**EXERCISE INPUT:**

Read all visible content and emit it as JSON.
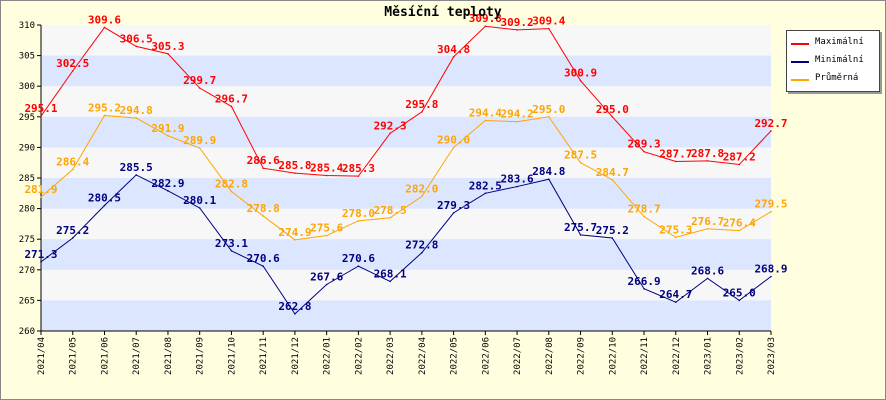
{
  "chart_data": {
    "type": "line",
    "title": "Měsíční teploty",
    "xlabel": "",
    "ylabel": "",
    "ylim": [
      260,
      310
    ],
    "yticks": [
      260,
      265,
      270,
      275,
      280,
      285,
      290,
      295,
      300,
      305,
      310
    ],
    "grid": "horizontal bands",
    "legend_position": "top-right",
    "categories": [
      "2021/04",
      "2021/05",
      "2021/06",
      "2021/07",
      "2021/08",
      "2021/09",
      "2021/10",
      "2021/11",
      "2021/12",
      "2022/01",
      "2022/02",
      "2022/03",
      "2022/04",
      "2022/05",
      "2022/06",
      "2022/07",
      "2022/08",
      "2022/09",
      "2022/10",
      "2022/11",
      "2022/12",
      "2023/01",
      "2023/02",
      "2023/03"
    ],
    "series": [
      {
        "name": "Maximální",
        "color": "#ff0000",
        "values": [
          295.1,
          302.5,
          309.6,
          306.5,
          305.3,
          299.7,
          296.7,
          286.6,
          285.8,
          285.4,
          285.3,
          292.3,
          295.8,
          304.8,
          309.8,
          309.2,
          309.4,
          300.9,
          295.0,
          289.3,
          287.7,
          287.8,
          287.2,
          292.7
        ]
      },
      {
        "name": "Minimální",
        "color": "#000080",
        "values": [
          271.3,
          275.2,
          280.5,
          285.5,
          282.9,
          280.1,
          273.1,
          270.6,
          262.8,
          267.6,
          270.6,
          268.1,
          272.8,
          279.3,
          282.5,
          283.6,
          284.8,
          275.7,
          275.2,
          266.9,
          264.7,
          268.6,
          265.0,
          268.9
        ]
      },
      {
        "name": "Průměrná",
        "color": "#ffa500",
        "values": [
          281.9,
          286.4,
          295.2,
          294.8,
          291.9,
          289.9,
          282.8,
          278.8,
          274.9,
          275.6,
          278.0,
          278.5,
          282.0,
          290.0,
          294.4,
          294.2,
          295.0,
          287.5,
          284.7,
          278.7,
          275.3,
          276.7,
          276.4,
          279.5
        ]
      }
    ]
  }
}
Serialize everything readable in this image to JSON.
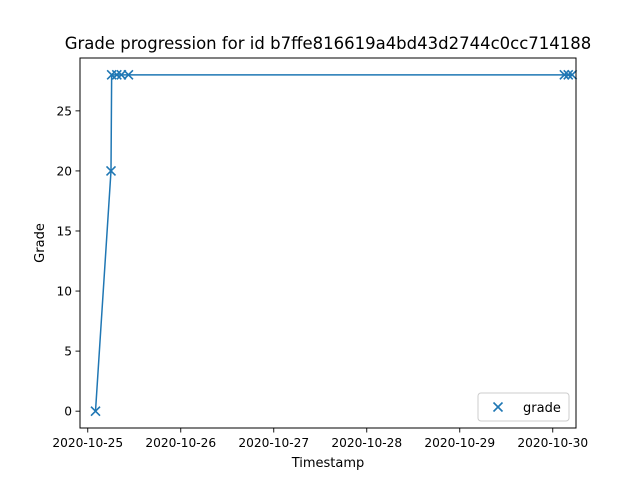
{
  "chart_data": {
    "type": "line",
    "title": "Grade progression for id b7ffe816619a4bd43d2744c0cc714188",
    "xlabel": "Timestamp",
    "ylabel": "Grade",
    "x_axis_type": "datetime",
    "xlim": [
      "2020-10-24T22:00:00",
      "2020-10-30T06:00:00"
    ],
    "ylim": [
      -1.4,
      29.4
    ],
    "x_ticks": [
      {
        "value": "2020-10-25",
        "label": "2020-10-25"
      },
      {
        "value": "2020-10-26",
        "label": "2020-10-26"
      },
      {
        "value": "2020-10-27",
        "label": "2020-10-27"
      },
      {
        "value": "2020-10-28",
        "label": "2020-10-28"
      },
      {
        "value": "2020-10-29",
        "label": "2020-10-29"
      },
      {
        "value": "2020-10-30",
        "label": "2020-10-30"
      }
    ],
    "y_ticks": [
      0,
      5,
      10,
      15,
      20,
      25
    ],
    "grid": false,
    "legend": {
      "position": "lower right",
      "entries": [
        "grade"
      ]
    },
    "series": [
      {
        "name": "grade",
        "color": "#1f77b4",
        "marker": "x",
        "line": true,
        "points": [
          {
            "x": "2020-10-25T02:00:00",
            "y": 0
          },
          {
            "x": "2020-10-25T06:00:00",
            "y": 20
          },
          {
            "x": "2020-10-25T06:10:00",
            "y": 28
          },
          {
            "x": "2020-10-25T07:30:00",
            "y": 28
          },
          {
            "x": "2020-10-25T08:40:00",
            "y": 28
          },
          {
            "x": "2020-10-25T10:30:00",
            "y": 28
          },
          {
            "x": "2020-10-30T03:00:00",
            "y": 28
          },
          {
            "x": "2020-10-30T04:00:00",
            "y": 28
          },
          {
            "x": "2020-10-30T05:00:00",
            "y": 28
          }
        ]
      }
    ]
  }
}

**SET TASK:**
Copy out all lines that carry the word "right".

**SOLUTION FOR THIS EXERCISE:**
    "legend_position": "top-right",
      "position": "lower right",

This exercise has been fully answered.